_GIVEN REQUEST_
Reproduce the listing word for word. Skip any image.

>> Begin RECORDS TO PROCESS

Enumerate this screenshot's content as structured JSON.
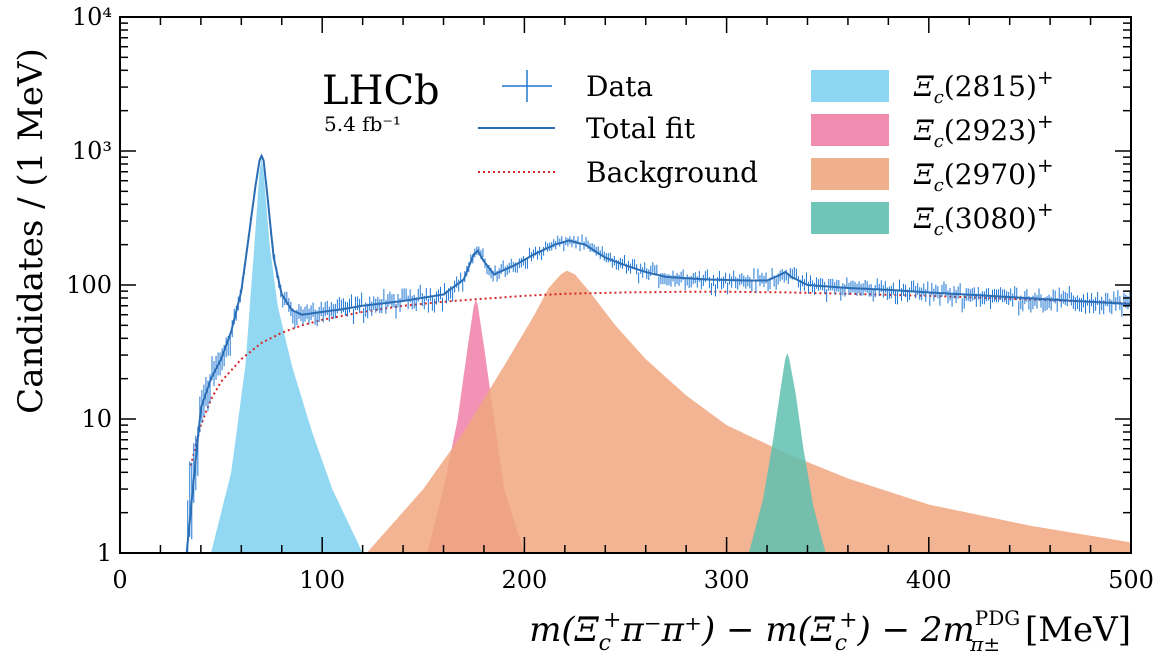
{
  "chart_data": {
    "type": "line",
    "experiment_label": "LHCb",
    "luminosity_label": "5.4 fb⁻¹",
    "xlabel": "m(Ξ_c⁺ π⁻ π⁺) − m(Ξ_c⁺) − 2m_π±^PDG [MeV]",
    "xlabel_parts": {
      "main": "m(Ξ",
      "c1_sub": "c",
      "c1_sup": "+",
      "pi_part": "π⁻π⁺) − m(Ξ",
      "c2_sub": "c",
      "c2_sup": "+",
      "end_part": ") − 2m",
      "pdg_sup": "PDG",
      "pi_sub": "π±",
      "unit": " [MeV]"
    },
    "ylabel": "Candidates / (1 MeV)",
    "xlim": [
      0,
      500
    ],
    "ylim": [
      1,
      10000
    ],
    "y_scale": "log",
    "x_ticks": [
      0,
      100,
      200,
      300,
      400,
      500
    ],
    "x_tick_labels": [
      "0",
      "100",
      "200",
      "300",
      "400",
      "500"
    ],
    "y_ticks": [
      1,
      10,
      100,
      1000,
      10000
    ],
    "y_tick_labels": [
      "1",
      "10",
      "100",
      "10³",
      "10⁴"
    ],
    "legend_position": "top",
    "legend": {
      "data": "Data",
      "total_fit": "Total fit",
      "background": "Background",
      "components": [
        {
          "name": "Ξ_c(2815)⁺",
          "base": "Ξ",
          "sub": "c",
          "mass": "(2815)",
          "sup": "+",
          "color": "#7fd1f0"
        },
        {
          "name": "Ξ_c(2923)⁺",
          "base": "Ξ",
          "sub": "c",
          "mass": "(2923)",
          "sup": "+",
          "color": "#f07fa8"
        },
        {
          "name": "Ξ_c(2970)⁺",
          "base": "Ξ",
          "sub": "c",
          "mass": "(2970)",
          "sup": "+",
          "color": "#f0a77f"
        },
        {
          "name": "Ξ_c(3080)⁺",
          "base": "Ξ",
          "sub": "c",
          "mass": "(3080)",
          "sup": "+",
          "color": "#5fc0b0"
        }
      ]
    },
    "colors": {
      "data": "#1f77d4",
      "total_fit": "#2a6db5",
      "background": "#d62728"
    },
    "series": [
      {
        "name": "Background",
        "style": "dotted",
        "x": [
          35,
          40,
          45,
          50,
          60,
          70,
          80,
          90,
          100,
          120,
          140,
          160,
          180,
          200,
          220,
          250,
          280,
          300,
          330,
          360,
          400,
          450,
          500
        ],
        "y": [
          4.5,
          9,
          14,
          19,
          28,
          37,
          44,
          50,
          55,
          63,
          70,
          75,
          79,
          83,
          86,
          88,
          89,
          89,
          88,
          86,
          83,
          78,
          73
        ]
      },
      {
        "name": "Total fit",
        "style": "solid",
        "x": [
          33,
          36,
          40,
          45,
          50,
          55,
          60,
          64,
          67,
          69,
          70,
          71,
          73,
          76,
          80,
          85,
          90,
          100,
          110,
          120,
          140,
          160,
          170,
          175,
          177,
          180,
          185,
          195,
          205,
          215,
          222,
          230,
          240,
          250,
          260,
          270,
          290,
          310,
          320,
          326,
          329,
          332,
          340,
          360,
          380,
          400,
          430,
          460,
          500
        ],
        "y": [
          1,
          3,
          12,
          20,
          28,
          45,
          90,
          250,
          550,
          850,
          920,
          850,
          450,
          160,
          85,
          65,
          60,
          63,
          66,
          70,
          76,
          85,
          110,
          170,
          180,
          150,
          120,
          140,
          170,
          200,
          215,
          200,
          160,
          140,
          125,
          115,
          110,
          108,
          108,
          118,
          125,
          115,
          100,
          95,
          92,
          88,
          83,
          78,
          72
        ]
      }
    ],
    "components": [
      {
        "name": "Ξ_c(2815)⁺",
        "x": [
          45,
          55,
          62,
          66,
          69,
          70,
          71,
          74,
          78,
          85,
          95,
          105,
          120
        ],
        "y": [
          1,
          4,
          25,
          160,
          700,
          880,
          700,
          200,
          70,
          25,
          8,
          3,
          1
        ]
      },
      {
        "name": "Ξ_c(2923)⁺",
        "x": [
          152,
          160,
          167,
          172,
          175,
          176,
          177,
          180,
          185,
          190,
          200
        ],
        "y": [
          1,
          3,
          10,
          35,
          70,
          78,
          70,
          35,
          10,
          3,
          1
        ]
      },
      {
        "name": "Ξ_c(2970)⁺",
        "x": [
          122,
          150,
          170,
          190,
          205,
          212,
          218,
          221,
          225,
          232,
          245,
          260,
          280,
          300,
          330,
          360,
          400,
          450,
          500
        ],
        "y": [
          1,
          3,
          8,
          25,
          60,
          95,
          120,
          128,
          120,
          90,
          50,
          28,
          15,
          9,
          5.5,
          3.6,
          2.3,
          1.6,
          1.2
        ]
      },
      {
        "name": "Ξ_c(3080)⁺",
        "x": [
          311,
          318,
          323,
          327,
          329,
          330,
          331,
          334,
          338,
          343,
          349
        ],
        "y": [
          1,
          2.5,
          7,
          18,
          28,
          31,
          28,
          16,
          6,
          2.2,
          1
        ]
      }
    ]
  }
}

>> End RECORDS TO PROCESS

_CORRECT ANSWER_
Enumerate this screenshot's content as structured JSON.
{
  "chart_data": {
    "type": "line",
    "experiment_label": "LHCb",
    "luminosity_label": "5.4 fb⁻¹",
    "xlabel": "m(Ξ_c⁺ π⁻ π⁺) − m(Ξ_c⁺) − 2m_π±^PDG [MeV]",
    "xlabel_parts": {
      "main": "m(Ξ",
      "c1_sub": "c",
      "c1_sup": "+",
      "pi_part": "π⁻π⁺) − m(Ξ",
      "c2_sub": "c",
      "c2_sup": "+",
      "end_part": ") − 2m",
      "pdg_sup": "PDG",
      "pi_sub": "π±",
      "unit": " [MeV]"
    },
    "ylabel": "Candidates / (1 MeV)",
    "xlim": [
      0,
      500
    ],
    "ylim": [
      1,
      10000
    ],
    "y_scale": "log",
    "x_ticks": [
      0,
      100,
      200,
      300,
      400,
      500
    ],
    "x_tick_labels": [
      "0",
      "100",
      "200",
      "300",
      "400",
      "500"
    ],
    "y_ticks": [
      1,
      10,
      100,
      1000,
      10000
    ],
    "y_tick_labels": [
      "1",
      "10",
      "100",
      "10³",
      "10⁴"
    ],
    "legend_position": "top",
    "legend": {
      "data": "Data",
      "total_fit": "Total fit",
      "background": "Background",
      "components": [
        {
          "name": "Ξ_c(2815)⁺",
          "base": "Ξ",
          "sub": "c",
          "mass": "(2815)",
          "sup": "+",
          "color": "#7fd1f0"
        },
        {
          "name": "Ξ_c(2923)⁺",
          "base": "Ξ",
          "sub": "c",
          "mass": "(2923)",
          "sup": "+",
          "color": "#f07fa8"
        },
        {
          "name": "Ξ_c(2970)⁺",
          "base": "Ξ",
          "sub": "c",
          "mass": "(2970)",
          "sup": "+",
          "color": "#f0a77f"
        },
        {
          "name": "Ξ_c(3080)⁺",
          "base": "Ξ",
          "sub": "c",
          "mass": "(3080)",
          "sup": "+",
          "color": "#5fc0b0"
        }
      ]
    },
    "colors": {
      "data": "#1f77d4",
      "total_fit": "#2a6db5",
      "background": "#d62728"
    },
    "series": [
      {
        "name": "Background",
        "style": "dotted",
        "x": [
          35,
          40,
          45,
          50,
          60,
          70,
          80,
          90,
          100,
          120,
          140,
          160,
          180,
          200,
          220,
          250,
          280,
          300,
          330,
          360,
          400,
          450,
          500
        ],
        "y": [
          4.5,
          9,
          14,
          19,
          28,
          37,
          44,
          50,
          55,
          63,
          70,
          75,
          79,
          83,
          86,
          88,
          89,
          89,
          88,
          86,
          83,
          78,
          73
        ]
      },
      {
        "name": "Total fit",
        "style": "solid",
        "x": [
          33,
          36,
          40,
          45,
          50,
          55,
          60,
          64,
          67,
          69,
          70,
          71,
          73,
          76,
          80,
          85,
          90,
          100,
          110,
          120,
          140,
          160,
          170,
          175,
          177,
          180,
          185,
          195,
          205,
          215,
          222,
          230,
          240,
          250,
          260,
          270,
          290,
          310,
          320,
          326,
          329,
          332,
          340,
          360,
          380,
          400,
          430,
          460,
          500
        ],
        "y": [
          1,
          3,
          12,
          20,
          28,
          45,
          90,
          250,
          550,
          850,
          920,
          850,
          450,
          160,
          85,
          65,
          60,
          63,
          66,
          70,
          76,
          85,
          110,
          170,
          180,
          150,
          120,
          140,
          170,
          200,
          215,
          200,
          160,
          140,
          125,
          115,
          110,
          108,
          108,
          118,
          125,
          115,
          100,
          95,
          92,
          88,
          83,
          78,
          72
        ]
      }
    ],
    "components": [
      {
        "name": "Ξ_c(2815)⁺",
        "x": [
          45,
          55,
          62,
          66,
          69,
          70,
          71,
          74,
          78,
          85,
          95,
          105,
          120
        ],
        "y": [
          1,
          4,
          25,
          160,
          700,
          880,
          700,
          200,
          70,
          25,
          8,
          3,
          1
        ]
      },
      {
        "name": "Ξ_c(2923)⁺",
        "x": [
          152,
          160,
          167,
          172,
          175,
          176,
          177,
          180,
          185,
          190,
          200
        ],
        "y": [
          1,
          3,
          10,
          35,
          70,
          78,
          70,
          35,
          10,
          3,
          1
        ]
      },
      {
        "name": "Ξ_c(2970)⁺",
        "x": [
          122,
          150,
          170,
          190,
          205,
          212,
          218,
          221,
          225,
          232,
          245,
          260,
          280,
          300,
          330,
          360,
          400,
          450,
          500
        ],
        "y": [
          1,
          3,
          8,
          25,
          60,
          95,
          120,
          128,
          120,
          90,
          50,
          28,
          15,
          9,
          5.5,
          3.6,
          2.3,
          1.6,
          1.2
        ]
      },
      {
        "name": "Ξ_c(3080)⁺",
        "x": [
          311,
          318,
          323,
          327,
          329,
          330,
          331,
          334,
          338,
          343,
          349
        ],
        "y": [
          1,
          2.5,
          7,
          18,
          28,
          31,
          28,
          16,
          6,
          2.2,
          1
        ]
      }
    ]
  }
}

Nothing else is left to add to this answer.